TO DO: Restate all the material verbatim, except for the pictures.

RECORDS:

++++

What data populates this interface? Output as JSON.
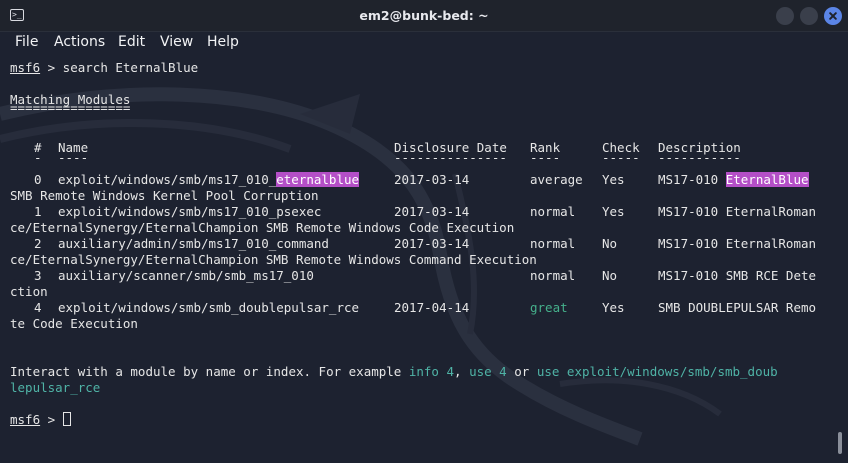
{
  "window": {
    "title": "em2@bunk-bed: ~",
    "terminal_icon": "terminal-icon"
  },
  "menu": [
    "File",
    "Actions",
    "Edit",
    "View",
    "Help"
  ],
  "prompt": {
    "name": "msf6",
    "command": " > search EternalBlue"
  },
  "heading": "Matching Modules",
  "heading_rule": "================",
  "columns": {
    "num": "#",
    "name": "Name",
    "date": "Disclosure Date",
    "rank": "Rank",
    "check": "Check",
    "desc": "Description"
  },
  "column_rules": {
    "num": "-",
    "name": "----",
    "date": "---------------",
    "rank": "----",
    "check": "-----",
    "desc": "-----------"
  },
  "modules": [
    {
      "num": "0",
      "name_prefix": "exploit/windows/smb/ms17_010_",
      "name_highlight": "eternalblue",
      "date": "2017-03-14",
      "rank": "average",
      "check": "Yes",
      "desc_prefix": "MS17-010 ",
      "desc_highlight": "EternalBlue",
      "wrap": "SMB Remote Windows Kernel Pool Corruption"
    },
    {
      "num": "1",
      "name": "exploit/windows/smb/ms17_010_psexec",
      "date": "2017-03-14",
      "rank": "normal",
      "check": "Yes",
      "desc": "MS17-010 EternalRoman",
      "wrap": "ce/EternalSynergy/EternalChampion SMB Remote Windows Code Execution"
    },
    {
      "num": "2",
      "name": "auxiliary/admin/smb/ms17_010_command",
      "date": "2017-03-14",
      "rank": "normal",
      "check": "No",
      "desc": "MS17-010 EternalRoman",
      "wrap": "ce/EternalSynergy/EternalChampion SMB Remote Windows Command Execution"
    },
    {
      "num": "3",
      "name": "auxiliary/scanner/smb/smb_ms17_010",
      "date": "",
      "rank": "normal",
      "check": "No",
      "desc": "MS17-010 SMB RCE Dete",
      "wrap": "ction"
    },
    {
      "num": "4",
      "name": "exploit/windows/smb/smb_doublepulsar_rce",
      "date": "2017-04-14",
      "rank": "great",
      "check": "Yes",
      "desc": "SMB DOUBLEPULSAR Remo",
      "wrap": "te Code Execution"
    }
  ],
  "interact": {
    "text1": "Interact with a module by name or index. For example ",
    "info": "info 4",
    "sep1": ", ",
    "use4": "use 4",
    "sep2": " or ",
    "use_path": "use exploit/windows/smb/smb_doub",
    "wrap": "lepulsar_rce"
  },
  "final_prompt": {
    "name": "msf6",
    "text": " > "
  },
  "colors": {
    "highlight": "#b44fc7",
    "teal": "#4fb3a6",
    "great": "#45b08b",
    "close_button": "#5b85e6"
  }
}
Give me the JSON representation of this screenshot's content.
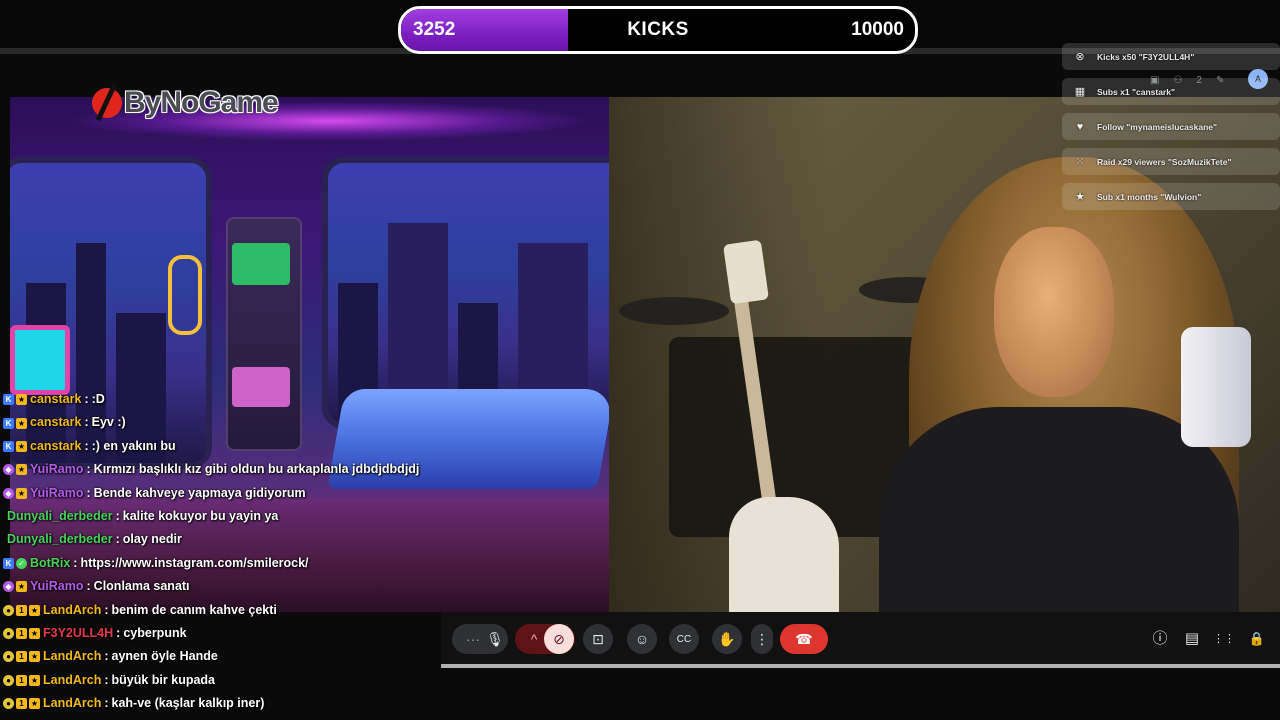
{
  "kicks_goal": {
    "current": "3252",
    "label": "KICKS",
    "goal": "10000",
    "progress_fraction": 0.3252,
    "fill_color": "#8a2be2"
  },
  "stream": {
    "logo_text": "ByNoGame"
  },
  "chat": {
    "messages": [
      {
        "user": "canstark",
        "user_color": "#f3b81a",
        "badges": [
          "kick-icon",
          "sub-icon"
        ],
        "text": ":D"
      },
      {
        "user": "canstark",
        "user_color": "#f3b81a",
        "badges": [
          "kick-icon",
          "sub-icon"
        ],
        "text": "Eyv :)"
      },
      {
        "user": "canstark",
        "user_color": "#f3b81a",
        "badges": [
          "kick-icon",
          "sub-icon"
        ],
        "text": ":) en yakını bu"
      },
      {
        "user": "YuiRamo",
        "user_color": "#b25be6",
        "badges": [
          "vip-icon",
          "sub-icon"
        ],
        "text": "Kırmızı başlıklı kız gibi oldun bu arkaplanla jdbdjdbdjdj"
      },
      {
        "user": "YuiRamo",
        "user_color": "#b25be6",
        "badges": [
          "vip-icon",
          "sub-icon"
        ],
        "text": "Bende kahveye yapmaya gidiyorum"
      },
      {
        "user": "Dunyali_derbeder",
        "user_color": "#47d35a",
        "badges": [],
        "text": "kalite kokuyor bu yayin ya"
      },
      {
        "user": "Dunyali_derbeder",
        "user_color": "#47d35a",
        "badges": [],
        "text": "olay nedir"
      },
      {
        "user": "BotRix",
        "user_color": "#47d35a",
        "badges": [
          "kick-icon",
          "bot-icon"
        ],
        "text": "https://www.instagram.com/smilerock/"
      },
      {
        "user": "YuiRamo",
        "user_color": "#b25be6",
        "badges": [
          "vip-icon",
          "sub-icon"
        ],
        "text": "Clonlama sanatı"
      },
      {
        "user": "LandArch",
        "user_color": "#f3b81a",
        "badges": [
          "og-icon",
          "gift-icon",
          "sub-icon"
        ],
        "text": "benim de canım kahve çekti"
      },
      {
        "user": "F3Y2ULL4H",
        "user_color": "#e4384f",
        "badges": [
          "og-icon",
          "gift-icon",
          "sub-icon"
        ],
        "text": "cyberpunk"
      },
      {
        "user": "LandArch",
        "user_color": "#f3b81a",
        "badges": [
          "og-icon",
          "gift-icon",
          "sub-icon"
        ],
        "text": "aynen öyle Hande"
      },
      {
        "user": "LandArch",
        "user_color": "#f3b81a",
        "badges": [
          "og-icon",
          "gift-icon",
          "sub-icon"
        ],
        "text": "büyük bir kupada"
      },
      {
        "user": "LandArch",
        "user_color": "#f3b81a",
        "badges": [
          "og-icon",
          "gift-icon",
          "sub-icon"
        ],
        "text": "kah-ve (kaşlar kalkıp iner)"
      }
    ]
  },
  "alerts": [
    {
      "icon": "kick-icon",
      "text": "Kicks x50 \"F3Y2ULL4H\""
    },
    {
      "icon": "gift-icon",
      "text": "Subs x1 \"canstark\""
    },
    {
      "icon": "heart-icon",
      "text": "Follow \"mynameislucaskane\""
    },
    {
      "icon": "raid-icon",
      "text": "Raid x29 viewers \"SozMuzikTete\""
    },
    {
      "icon": "star-icon",
      "text": "Sub x1 months \"Wulvion\""
    }
  ],
  "meet_controls": {
    "buttons": [
      {
        "name": "more-dots-icon",
        "glyph": "···"
      },
      {
        "name": "mic-icon",
        "glyph": "🎙"
      },
      {
        "name": "chevron-up-icon",
        "glyph": "^"
      },
      {
        "name": "camera-off-icon",
        "glyph": "⊘"
      },
      {
        "name": "present-icon",
        "glyph": "⊡"
      },
      {
        "name": "emoji-icon",
        "glyph": "☺"
      },
      {
        "name": "captions-icon",
        "glyph": "CC"
      },
      {
        "name": "raise-hand-icon",
        "glyph": "✋"
      },
      {
        "name": "options-icon",
        "glyph": "⋮"
      },
      {
        "name": "hangup-icon",
        "glyph": "☎"
      }
    ],
    "right_icons": [
      {
        "name": "info-icon",
        "glyph": "ⓘ"
      },
      {
        "name": "chat-icon",
        "glyph": "▤"
      },
      {
        "name": "apps-icon",
        "glyph": "⋮⋮"
      },
      {
        "name": "host-controls-icon",
        "glyph": "🔒"
      }
    ],
    "hangup_color": "#dc362e",
    "camera_off_color": "#f9dedc"
  },
  "tile_overlay": {
    "avatar_initial": "A",
    "count": "2"
  }
}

++++

RESPONSE TO THIS TASK:
What data populates this interface? Output as JSON.
{
  "window": {
    "title": "em2@bunk-bed: ~",
    "terminal_icon": "terminal-icon"
  },
  "menu": [
    "File",
    "Actions",
    "Edit",
    "View",
    "Help"
  ],
  "prompt": {
    "name": "msf6",
    "command": " > search EternalBlue"
  },
  "heading": "Matching Modules",
  "heading_rule": "================",
  "columns": {
    "num": "#",
    "name": "Name",
    "date": "Disclosure Date",
    "rank": "Rank",
    "check": "Check",
    "desc": "Description"
  },
  "column_rules": {
    "num": "-",
    "name": "----",
    "date": "---------------",
    "rank": "----",
    "check": "-----",
    "desc": "-----------"
  },
  "modules": [
    {
      "num": "0",
      "name_prefix": "exploit/windows/smb/ms17_010_",
      "name_highlight": "eternalblue",
      "date": "2017-03-14",
      "rank": "average",
      "check": "Yes",
      "desc_prefix": "MS17-010 ",
      "desc_highlight": "EternalBlue",
      "wrap": "SMB Remote Windows Kernel Pool Corruption"
    },
    {
      "num": "1",
      "name": "exploit/windows/smb/ms17_010_psexec",
      "date": "2017-03-14",
      "rank": "normal",
      "check": "Yes",
      "desc": "MS17-010 EternalRoman",
      "wrap": "ce/EternalSynergy/EternalChampion SMB Remote Windows Code Execution"
    },
    {
      "num": "2",
      "name": "auxiliary/admin/smb/ms17_010_command",
      "date": "2017-03-14",
      "rank": "normal",
      "check": "No",
      "desc": "MS17-010 EternalRoman",
      "wrap": "ce/EternalSynergy/EternalChampion SMB Remote Windows Command Execution"
    },
    {
      "num": "3",
      "name": "auxiliary/scanner/smb/smb_ms17_010",
      "date": "",
      "rank": "normal",
      "check": "No",
      "desc": "MS17-010 SMB RCE Dete",
      "wrap": "ction"
    },
    {
      "num": "4",
      "name": "exploit/windows/smb/smb_doublepulsar_rce",
      "date": "2017-04-14",
      "rank": "great",
      "check": "Yes",
      "desc": "SMB DOUBLEPULSAR Remo",
      "wrap": "te Code Execution"
    }
  ],
  "interact": {
    "text1": "Interact with a module by name or index. For example ",
    "info": "info 4",
    "sep1": ", ",
    "use4": "use 4",
    "sep2": " or ",
    "use_path": "use exploit/windows/smb/smb_doub",
    "wrap": "lepulsar_rce"
  },
  "final_prompt": {
    "name": "msf6",
    "text": " > "
  },
  "colors": {
    "highlight": "#b44fc7",
    "teal": "#4fb3a6",
    "great": "#45b08b",
    "close_button": "#5b85e6"
  }
}
Give me the JSON representation of this screenshot's content.
{
  "kicks_goal": {
    "current": "3252",
    "label": "KICKS",
    "goal": "10000",
    "progress_fraction": 0.3252,
    "fill_color": "#8a2be2"
  },
  "stream": {
    "logo_text": "ByNoGame"
  },
  "chat": {
    "messages": [
      {
        "user": "canstark",
        "user_color": "#f3b81a",
        "badges": [
          "kick-icon",
          "sub-icon"
        ],
        "text": ":D"
      },
      {
        "user": "canstark",
        "user_color": "#f3b81a",
        "badges": [
          "kick-icon",
          "sub-icon"
        ],
        "text": "Eyv :)"
      },
      {
        "user": "canstark",
        "user_color": "#f3b81a",
        "badges": [
          "kick-icon",
          "sub-icon"
        ],
        "text": ":) en yakını bu"
      },
      {
        "user": "YuiRamo",
        "user_color": "#b25be6",
        "badges": [
          "vip-icon",
          "sub-icon"
        ],
        "text": "Kırmızı başlıklı kız gibi oldun bu arkaplanla jdbdjdbdjdj"
      },
      {
        "user": "YuiRamo",
        "user_color": "#b25be6",
        "badges": [
          "vip-icon",
          "sub-icon"
        ],
        "text": "Bende kahveye yapmaya gidiyorum"
      },
      {
        "user": "Dunyali_derbeder",
        "user_color": "#47d35a",
        "badges": [],
        "text": "kalite kokuyor bu yayin ya"
      },
      {
        "user": "Dunyali_derbeder",
        "user_color": "#47d35a",
        "badges": [],
        "text": "olay nedir"
      },
      {
        "user": "BotRix",
        "user_color": "#47d35a",
        "badges": [
          "kick-icon",
          "bot-icon"
        ],
        "text": "https://www.instagram.com/smilerock/"
      },
      {
        "user": "YuiRamo",
        "user_color": "#b25be6",
        "badges": [
          "vip-icon",
          "sub-icon"
        ],
        "text": "Clonlama sanatı"
      },
      {
        "user": "LandArch",
        "user_color": "#f3b81a",
        "badges": [
          "og-icon",
          "gift-icon",
          "sub-icon"
        ],
        "text": "benim de canım kahve çekti"
      },
      {
        "user": "F3Y2ULL4H",
        "user_color": "#e4384f",
        "badges": [
          "og-icon",
          "gift-icon",
          "sub-icon"
        ],
        "text": "cyberpunk"
      },
      {
        "user": "LandArch",
        "user_color": "#f3b81a",
        "badges": [
          "og-icon",
          "gift-icon",
          "sub-icon"
        ],
        "text": "aynen öyle Hande"
      },
      {
        "user": "LandArch",
        "user_color": "#f3b81a",
        "badges": [
          "og-icon",
          "gift-icon",
          "sub-icon"
        ],
        "text": "büyük bir kupada"
      },
      {
        "user": "LandArch",
        "user_color": "#f3b81a",
        "badges": [
          "og-icon",
          "gift-icon",
          "sub-icon"
        ],
        "text": "kah-ve (kaşlar kalkıp iner)"
      }
    ]
  },
  "alerts": [
    {
      "icon": "kick-icon",
      "text": "Kicks x50 \"F3Y2ULL4H\""
    },
    {
      "icon": "gift-icon",
      "text": "Subs x1 \"canstark\""
    },
    {
      "icon": "heart-icon",
      "text": "Follow \"mynameislucaskane\""
    },
    {
      "icon": "raid-icon",
      "text": "Raid x29 viewers \"SozMuzikTete\""
    },
    {
      "icon": "star-icon",
      "text": "Sub x1 months \"Wulvion\""
    }
  ],
  "meet_controls": {
    "buttons": [
      {
        "name": "more-dots-icon",
        "glyph": "···"
      },
      {
        "name": "mic-icon",
        "glyph": "🎙"
      },
      {
        "name": "chevron-up-icon",
        "glyph": "^"
      },
      {
        "name": "camera-off-icon",
        "glyph": "⊘"
      },
      {
        "name": "present-icon",
        "glyph": "⊡"
      },
      {
        "name": "emoji-icon",
        "glyph": "☺"
      },
      {
        "name": "captions-icon",
        "glyph": "CC"
      },
      {
        "name": "raise-hand-icon",
        "glyph": "✋"
      },
      {
        "name": "options-icon",
        "glyph": "⋮"
      },
      {
        "name": "hangup-icon",
        "glyph": "☎"
      }
    ],
    "right_icons": [
      {
        "name": "info-icon",
        "glyph": "ⓘ"
      },
      {
        "name": "chat-icon",
        "glyph": "▤"
      },
      {
        "name": "apps-icon",
        "glyph": "⋮⋮"
      },
      {
        "name": "host-controls-icon",
        "glyph": "🔒"
      }
    ],
    "hangup_color": "#dc362e",
    "camera_off_color": "#f9dedc"
  },
  "tile_overlay": {
    "avatar_initial": "A",
    "count": "2"
  }
}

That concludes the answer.